(Data extracted from a collection)
------------

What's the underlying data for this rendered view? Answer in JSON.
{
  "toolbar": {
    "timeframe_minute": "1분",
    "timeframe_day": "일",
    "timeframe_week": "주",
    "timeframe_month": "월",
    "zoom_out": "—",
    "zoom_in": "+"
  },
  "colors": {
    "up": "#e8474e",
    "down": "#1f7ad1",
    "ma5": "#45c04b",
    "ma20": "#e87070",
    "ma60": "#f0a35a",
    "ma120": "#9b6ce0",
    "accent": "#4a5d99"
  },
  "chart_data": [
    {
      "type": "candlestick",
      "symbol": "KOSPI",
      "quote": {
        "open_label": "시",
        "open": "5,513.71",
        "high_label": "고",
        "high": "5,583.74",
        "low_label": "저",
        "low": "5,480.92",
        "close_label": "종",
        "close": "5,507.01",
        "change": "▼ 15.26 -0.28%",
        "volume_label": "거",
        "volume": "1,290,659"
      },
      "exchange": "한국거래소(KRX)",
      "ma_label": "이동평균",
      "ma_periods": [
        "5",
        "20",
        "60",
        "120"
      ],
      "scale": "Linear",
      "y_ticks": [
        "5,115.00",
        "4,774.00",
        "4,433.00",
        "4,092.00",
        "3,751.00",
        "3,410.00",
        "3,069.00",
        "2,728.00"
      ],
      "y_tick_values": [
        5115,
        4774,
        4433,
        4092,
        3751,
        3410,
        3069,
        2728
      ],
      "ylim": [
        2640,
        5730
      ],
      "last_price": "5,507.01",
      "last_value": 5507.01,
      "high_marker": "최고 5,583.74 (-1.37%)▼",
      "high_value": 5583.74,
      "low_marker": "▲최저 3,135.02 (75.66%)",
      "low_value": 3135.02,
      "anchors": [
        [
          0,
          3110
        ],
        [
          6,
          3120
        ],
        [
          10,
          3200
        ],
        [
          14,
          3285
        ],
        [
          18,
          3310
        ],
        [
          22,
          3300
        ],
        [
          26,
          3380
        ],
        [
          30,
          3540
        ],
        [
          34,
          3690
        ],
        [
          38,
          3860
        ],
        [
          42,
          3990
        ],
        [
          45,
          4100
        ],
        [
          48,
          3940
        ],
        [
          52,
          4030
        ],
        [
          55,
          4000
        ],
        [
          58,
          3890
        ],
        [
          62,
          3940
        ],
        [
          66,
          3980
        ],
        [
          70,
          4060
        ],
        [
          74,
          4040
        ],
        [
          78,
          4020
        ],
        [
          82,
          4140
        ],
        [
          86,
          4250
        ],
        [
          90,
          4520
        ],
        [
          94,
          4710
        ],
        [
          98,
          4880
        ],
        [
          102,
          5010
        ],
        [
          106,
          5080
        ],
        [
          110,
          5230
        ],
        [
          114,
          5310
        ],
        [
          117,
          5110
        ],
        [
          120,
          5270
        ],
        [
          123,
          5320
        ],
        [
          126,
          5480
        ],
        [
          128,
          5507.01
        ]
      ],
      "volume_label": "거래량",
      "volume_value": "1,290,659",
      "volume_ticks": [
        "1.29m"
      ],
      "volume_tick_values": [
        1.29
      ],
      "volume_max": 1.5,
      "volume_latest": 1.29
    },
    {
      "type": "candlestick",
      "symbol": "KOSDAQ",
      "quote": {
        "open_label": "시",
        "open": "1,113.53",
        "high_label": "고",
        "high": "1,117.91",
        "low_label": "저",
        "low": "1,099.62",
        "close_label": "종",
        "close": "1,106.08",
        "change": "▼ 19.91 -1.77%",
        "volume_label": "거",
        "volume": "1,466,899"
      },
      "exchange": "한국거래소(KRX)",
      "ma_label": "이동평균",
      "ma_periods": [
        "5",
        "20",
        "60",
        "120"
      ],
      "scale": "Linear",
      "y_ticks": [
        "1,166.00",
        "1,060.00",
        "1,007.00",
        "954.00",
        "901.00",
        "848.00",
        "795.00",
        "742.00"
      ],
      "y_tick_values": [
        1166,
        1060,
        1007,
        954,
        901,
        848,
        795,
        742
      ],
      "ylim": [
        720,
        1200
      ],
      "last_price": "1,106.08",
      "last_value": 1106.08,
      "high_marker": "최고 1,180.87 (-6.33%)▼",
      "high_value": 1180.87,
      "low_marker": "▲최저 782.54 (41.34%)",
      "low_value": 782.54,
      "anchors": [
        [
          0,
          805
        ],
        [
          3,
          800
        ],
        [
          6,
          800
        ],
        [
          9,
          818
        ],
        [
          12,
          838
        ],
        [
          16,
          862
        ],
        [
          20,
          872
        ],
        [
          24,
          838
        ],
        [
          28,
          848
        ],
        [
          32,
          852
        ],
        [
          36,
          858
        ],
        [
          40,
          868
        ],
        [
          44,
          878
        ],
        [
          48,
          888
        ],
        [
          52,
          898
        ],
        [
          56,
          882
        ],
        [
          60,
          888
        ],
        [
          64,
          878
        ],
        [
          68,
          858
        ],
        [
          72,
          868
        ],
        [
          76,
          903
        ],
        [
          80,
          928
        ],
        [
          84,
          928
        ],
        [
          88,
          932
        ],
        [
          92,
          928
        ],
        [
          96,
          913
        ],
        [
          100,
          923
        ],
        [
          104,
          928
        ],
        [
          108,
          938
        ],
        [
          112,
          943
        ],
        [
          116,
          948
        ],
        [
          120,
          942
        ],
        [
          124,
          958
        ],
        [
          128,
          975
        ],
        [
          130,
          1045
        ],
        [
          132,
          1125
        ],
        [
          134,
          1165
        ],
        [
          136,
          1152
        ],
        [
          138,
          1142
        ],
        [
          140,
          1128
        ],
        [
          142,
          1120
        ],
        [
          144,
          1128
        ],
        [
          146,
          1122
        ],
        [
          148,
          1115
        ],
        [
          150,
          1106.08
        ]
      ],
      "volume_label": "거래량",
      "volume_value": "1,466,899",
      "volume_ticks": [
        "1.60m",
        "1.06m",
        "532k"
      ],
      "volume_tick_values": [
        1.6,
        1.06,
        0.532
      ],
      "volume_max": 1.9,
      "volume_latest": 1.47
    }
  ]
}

------------

▶ WHAT YOU WILL DO:
Reproduce the records word for word.

▶ RESULT BELOW:
What's the underlying data for this rendered view? Answer in JSON.
{
  "toolbar": {
    "timeframe_minute": "1분",
    "timeframe_day": "일",
    "timeframe_week": "주",
    "timeframe_month": "월",
    "zoom_out": "—",
    "zoom_in": "+"
  },
  "colors": {
    "up": "#e8474e",
    "down": "#1f7ad1",
    "ma5": "#45c04b",
    "ma20": "#e87070",
    "ma60": "#f0a35a",
    "ma120": "#9b6ce0",
    "accent": "#4a5d99"
  },
  "chart_data": [
    {
      "type": "candlestick",
      "symbol": "KOSPI",
      "quote": {
        "open_label": "시",
        "open": "5,513.71",
        "high_label": "고",
        "high": "5,583.74",
        "low_label": "저",
        "low": "5,480.92",
        "close_label": "종",
        "close": "5,507.01",
        "change": "▼ 15.26 -0.28%",
        "volume_label": "거",
        "volume": "1,290,659"
      },
      "exchange": "한국거래소(KRX)",
      "ma_label": "이동평균",
      "ma_periods": [
        "5",
        "20",
        "60",
        "120"
      ],
      "scale": "Linear",
      "y_ticks": [
        "5,115.00",
        "4,774.00",
        "4,433.00",
        "4,092.00",
        "3,751.00",
        "3,410.00",
        "3,069.00",
        "2,728.00"
      ],
      "y_tick_values": [
        5115,
        4774,
        4433,
        4092,
        3751,
        3410,
        3069,
        2728
      ],
      "ylim": [
        2640,
        5730
      ],
      "last_price": "5,507.01",
      "last_value": 5507.01,
      "high_marker": "최고 5,583.74 (-1.37%)▼",
      "high_value": 5583.74,
      "low_marker": "▲최저 3,135.02 (75.66%)",
      "low_value": 3135.02,
      "anchors": [
        [
          0,
          3110
        ],
        [
          6,
          3120
        ],
        [
          10,
          3200
        ],
        [
          14,
          3285
        ],
        [
          18,
          3310
        ],
        [
          22,
          3300
        ],
        [
          26,
          3380
        ],
        [
          30,
          3540
        ],
        [
          34,
          3690
        ],
        [
          38,
          3860
        ],
        [
          42,
          3990
        ],
        [
          45,
          4100
        ],
        [
          48,
          3940
        ],
        [
          52,
          4030
        ],
        [
          55,
          4000
        ],
        [
          58,
          3890
        ],
        [
          62,
          3940
        ],
        [
          66,
          3980
        ],
        [
          70,
          4060
        ],
        [
          74,
          4040
        ],
        [
          78,
          4020
        ],
        [
          82,
          4140
        ],
        [
          86,
          4250
        ],
        [
          90,
          4520
        ],
        [
          94,
          4710
        ],
        [
          98,
          4880
        ],
        [
          102,
          5010
        ],
        [
          106,
          5080
        ],
        [
          110,
          5230
        ],
        [
          114,
          5310
        ],
        [
          117,
          5110
        ],
        [
          120,
          5270
        ],
        [
          123,
          5320
        ],
        [
          126,
          5480
        ],
        [
          128,
          5507.01
        ]
      ],
      "volume_label": "거래량",
      "volume_value": "1,290,659",
      "volume_ticks": [
        "1.29m"
      ],
      "volume_tick_values": [
        1.29
      ],
      "volume_max": 1.5,
      "volume_latest": 1.29
    },
    {
      "type": "candlestick",
      "symbol": "KOSDAQ",
      "quote": {
        "open_label": "시",
        "open": "1,113.53",
        "high_label": "고",
        "high": "1,117.91",
        "low_label": "저",
        "low": "1,099.62",
        "close_label": "종",
        "close": "1,106.08",
        "change": "▼ 19.91 -1.77%",
        "volume_label": "거",
        "volume": "1,466,899"
      },
      "exchange": "한국거래소(KRX)",
      "ma_label": "이동평균",
      "ma_periods": [
        "5",
        "20",
        "60",
        "120"
      ],
      "scale": "Linear",
      "y_ticks": [
        "1,166.00",
        "1,060.00",
        "1,007.00",
        "954.00",
        "901.00",
        "848.00",
        "795.00",
        "742.00"
      ],
      "y_tick_values": [
        1166,
        1060,
        1007,
        954,
        901,
        848,
        795,
        742
      ],
      "ylim": [
        720,
        1200
      ],
      "last_price": "1,106.08",
      "last_value": 1106.08,
      "high_marker": "최고 1,180.87 (-6.33%)▼",
      "high_value": 1180.87,
      "low_marker": "▲최저 782.54 (41.34%)",
      "low_value": 782.54,
      "anchors": [
        [
          0,
          805
        ],
        [
          3,
          800
        ],
        [
          6,
          800
        ],
        [
          9,
          818
        ],
        [
          12,
          838
        ],
        [
          16,
          862
        ],
        [
          20,
          872
        ],
        [
          24,
          838
        ],
        [
          28,
          848
        ],
        [
          32,
          852
        ],
        [
          36,
          858
        ],
        [
          40,
          868
        ],
        [
          44,
          878
        ],
        [
          48,
          888
        ],
        [
          52,
          898
        ],
        [
          56,
          882
        ],
        [
          60,
          888
        ],
        [
          64,
          878
        ],
        [
          68,
          858
        ],
        [
          72,
          868
        ],
        [
          76,
          903
        ],
        [
          80,
          928
        ],
        [
          84,
          928
        ],
        [
          88,
          932
        ],
        [
          92,
          928
        ],
        [
          96,
          913
        ],
        [
          100,
          923
        ],
        [
          104,
          928
        ],
        [
          108,
          938
        ],
        [
          112,
          943
        ],
        [
          116,
          948
        ],
        [
          120,
          942
        ],
        [
          124,
          958
        ],
        [
          128,
          975
        ],
        [
          130,
          1045
        ],
        [
          132,
          1125
        ],
        [
          134,
          1165
        ],
        [
          136,
          1152
        ],
        [
          138,
          1142
        ],
        [
          140,
          1128
        ],
        [
          142,
          1120
        ],
        [
          144,
          1128
        ],
        [
          146,
          1122
        ],
        [
          148,
          1115
        ],
        [
          150,
          1106.08
        ]
      ],
      "volume_label": "거래량",
      "volume_value": "1,466,899",
      "volume_ticks": [
        "1.60m",
        "1.06m",
        "532k"
      ],
      "volume_tick_values": [
        1.6,
        1.06,
        0.532
      ],
      "volume_max": 1.9,
      "volume_latest": 1.47
    }
  ]
}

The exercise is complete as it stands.